### Information shown
>>>>>
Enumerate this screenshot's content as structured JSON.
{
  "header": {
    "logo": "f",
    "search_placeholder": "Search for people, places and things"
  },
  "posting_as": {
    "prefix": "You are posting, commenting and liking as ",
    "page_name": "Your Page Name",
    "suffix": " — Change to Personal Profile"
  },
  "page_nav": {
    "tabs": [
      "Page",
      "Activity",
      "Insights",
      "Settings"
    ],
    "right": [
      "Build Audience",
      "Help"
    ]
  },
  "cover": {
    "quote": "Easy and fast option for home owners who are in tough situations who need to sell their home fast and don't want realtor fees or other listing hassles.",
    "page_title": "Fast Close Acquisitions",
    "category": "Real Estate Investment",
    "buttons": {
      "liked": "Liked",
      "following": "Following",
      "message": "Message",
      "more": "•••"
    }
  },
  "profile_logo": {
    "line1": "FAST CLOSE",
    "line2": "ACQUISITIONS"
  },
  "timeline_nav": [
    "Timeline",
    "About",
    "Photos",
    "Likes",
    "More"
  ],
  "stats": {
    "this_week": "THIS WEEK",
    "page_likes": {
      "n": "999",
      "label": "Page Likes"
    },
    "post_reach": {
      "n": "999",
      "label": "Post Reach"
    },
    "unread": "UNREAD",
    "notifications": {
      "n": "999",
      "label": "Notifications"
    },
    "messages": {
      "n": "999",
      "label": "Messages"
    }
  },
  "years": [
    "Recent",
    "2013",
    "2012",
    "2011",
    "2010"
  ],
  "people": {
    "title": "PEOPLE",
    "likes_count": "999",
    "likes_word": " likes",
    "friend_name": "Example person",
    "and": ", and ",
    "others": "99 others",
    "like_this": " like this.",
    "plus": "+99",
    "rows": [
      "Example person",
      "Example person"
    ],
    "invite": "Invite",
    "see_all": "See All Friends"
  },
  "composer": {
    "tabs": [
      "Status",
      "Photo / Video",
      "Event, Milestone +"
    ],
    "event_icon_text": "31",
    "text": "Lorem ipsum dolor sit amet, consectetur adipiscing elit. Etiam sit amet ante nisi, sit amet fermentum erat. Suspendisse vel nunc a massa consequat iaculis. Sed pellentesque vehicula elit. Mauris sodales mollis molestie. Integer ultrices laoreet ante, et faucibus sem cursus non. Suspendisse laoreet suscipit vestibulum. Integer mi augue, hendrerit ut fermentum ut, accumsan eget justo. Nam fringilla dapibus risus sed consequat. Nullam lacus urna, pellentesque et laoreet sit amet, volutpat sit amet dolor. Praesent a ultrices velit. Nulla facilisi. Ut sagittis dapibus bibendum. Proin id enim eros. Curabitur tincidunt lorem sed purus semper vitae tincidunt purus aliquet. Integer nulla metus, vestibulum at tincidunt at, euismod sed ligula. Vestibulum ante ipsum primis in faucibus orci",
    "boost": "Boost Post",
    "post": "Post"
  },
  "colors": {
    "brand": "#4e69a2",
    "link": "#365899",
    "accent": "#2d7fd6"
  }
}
<<<<<
>>>>>
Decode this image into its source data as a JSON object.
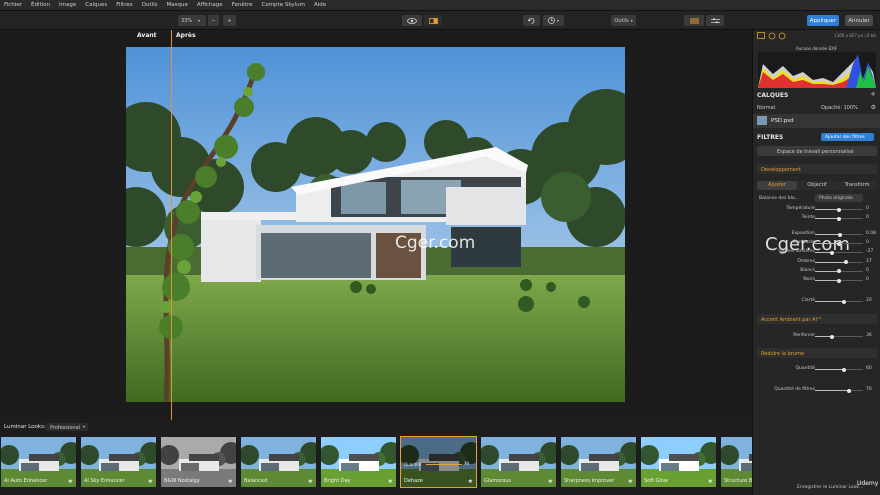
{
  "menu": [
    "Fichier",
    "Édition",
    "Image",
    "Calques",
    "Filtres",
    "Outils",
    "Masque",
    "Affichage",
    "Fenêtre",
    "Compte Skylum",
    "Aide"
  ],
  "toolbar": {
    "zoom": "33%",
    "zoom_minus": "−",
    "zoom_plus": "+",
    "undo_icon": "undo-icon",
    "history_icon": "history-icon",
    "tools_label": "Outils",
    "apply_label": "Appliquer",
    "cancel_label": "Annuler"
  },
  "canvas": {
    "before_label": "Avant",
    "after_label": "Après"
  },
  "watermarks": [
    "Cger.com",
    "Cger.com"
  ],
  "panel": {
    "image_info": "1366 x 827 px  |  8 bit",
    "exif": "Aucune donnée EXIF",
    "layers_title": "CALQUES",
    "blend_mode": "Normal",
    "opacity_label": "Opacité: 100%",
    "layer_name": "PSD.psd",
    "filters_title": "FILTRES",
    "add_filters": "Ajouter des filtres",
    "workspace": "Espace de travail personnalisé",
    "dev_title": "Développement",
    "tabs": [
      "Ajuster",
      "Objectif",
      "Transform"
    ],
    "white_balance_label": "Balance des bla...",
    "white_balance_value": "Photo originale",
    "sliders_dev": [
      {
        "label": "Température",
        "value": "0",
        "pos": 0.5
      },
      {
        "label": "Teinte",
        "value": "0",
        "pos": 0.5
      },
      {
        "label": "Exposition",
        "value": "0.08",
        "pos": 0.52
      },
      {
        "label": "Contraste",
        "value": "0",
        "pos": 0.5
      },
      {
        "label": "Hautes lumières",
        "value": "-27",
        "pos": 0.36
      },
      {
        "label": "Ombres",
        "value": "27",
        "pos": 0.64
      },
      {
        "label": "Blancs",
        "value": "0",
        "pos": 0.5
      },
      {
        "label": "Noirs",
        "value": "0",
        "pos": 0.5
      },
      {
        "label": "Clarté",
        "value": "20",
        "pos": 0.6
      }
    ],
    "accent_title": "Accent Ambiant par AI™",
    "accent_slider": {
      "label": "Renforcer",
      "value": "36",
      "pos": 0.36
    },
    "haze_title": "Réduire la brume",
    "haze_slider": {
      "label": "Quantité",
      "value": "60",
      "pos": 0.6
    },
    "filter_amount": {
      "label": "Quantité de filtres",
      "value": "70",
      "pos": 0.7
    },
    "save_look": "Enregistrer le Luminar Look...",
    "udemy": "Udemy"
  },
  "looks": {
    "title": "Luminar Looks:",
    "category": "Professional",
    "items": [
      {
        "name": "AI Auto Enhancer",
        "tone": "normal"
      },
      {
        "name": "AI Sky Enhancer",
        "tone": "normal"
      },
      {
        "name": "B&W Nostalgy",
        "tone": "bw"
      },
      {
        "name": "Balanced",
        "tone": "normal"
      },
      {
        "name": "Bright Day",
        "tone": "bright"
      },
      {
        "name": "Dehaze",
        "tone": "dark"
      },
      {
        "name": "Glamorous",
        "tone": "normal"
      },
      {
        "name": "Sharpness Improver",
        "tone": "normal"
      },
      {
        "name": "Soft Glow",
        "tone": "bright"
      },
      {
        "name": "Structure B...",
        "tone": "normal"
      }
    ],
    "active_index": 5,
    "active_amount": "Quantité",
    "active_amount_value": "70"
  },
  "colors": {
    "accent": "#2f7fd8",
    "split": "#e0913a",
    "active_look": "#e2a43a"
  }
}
<<<<<
>>>>>
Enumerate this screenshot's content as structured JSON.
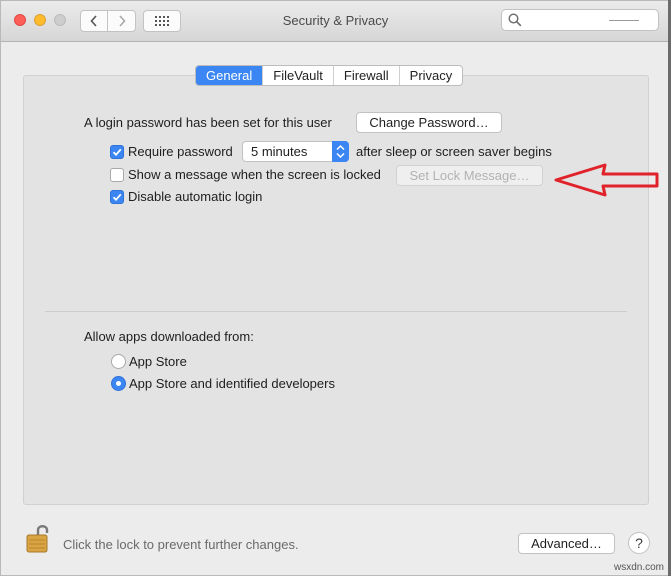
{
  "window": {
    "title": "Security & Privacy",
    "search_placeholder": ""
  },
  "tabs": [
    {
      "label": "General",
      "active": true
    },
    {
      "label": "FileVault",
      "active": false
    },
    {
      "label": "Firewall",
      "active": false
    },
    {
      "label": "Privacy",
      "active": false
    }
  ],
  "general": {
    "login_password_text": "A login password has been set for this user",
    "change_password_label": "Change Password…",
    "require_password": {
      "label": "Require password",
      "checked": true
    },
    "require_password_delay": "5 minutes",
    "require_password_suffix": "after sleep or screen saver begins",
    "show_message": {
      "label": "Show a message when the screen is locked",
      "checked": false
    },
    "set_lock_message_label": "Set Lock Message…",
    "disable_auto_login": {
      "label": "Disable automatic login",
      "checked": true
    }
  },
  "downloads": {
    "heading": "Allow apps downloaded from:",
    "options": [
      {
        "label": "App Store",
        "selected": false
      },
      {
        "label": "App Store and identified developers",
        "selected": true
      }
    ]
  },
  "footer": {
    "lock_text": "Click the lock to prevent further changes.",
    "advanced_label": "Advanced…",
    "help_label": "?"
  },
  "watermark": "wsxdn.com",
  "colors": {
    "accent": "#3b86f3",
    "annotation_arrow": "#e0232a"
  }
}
<<<<<
### Aim of the task
State the number of lines holding the word "Privacy" in the listing. Add nothing else.

### Exercise response
2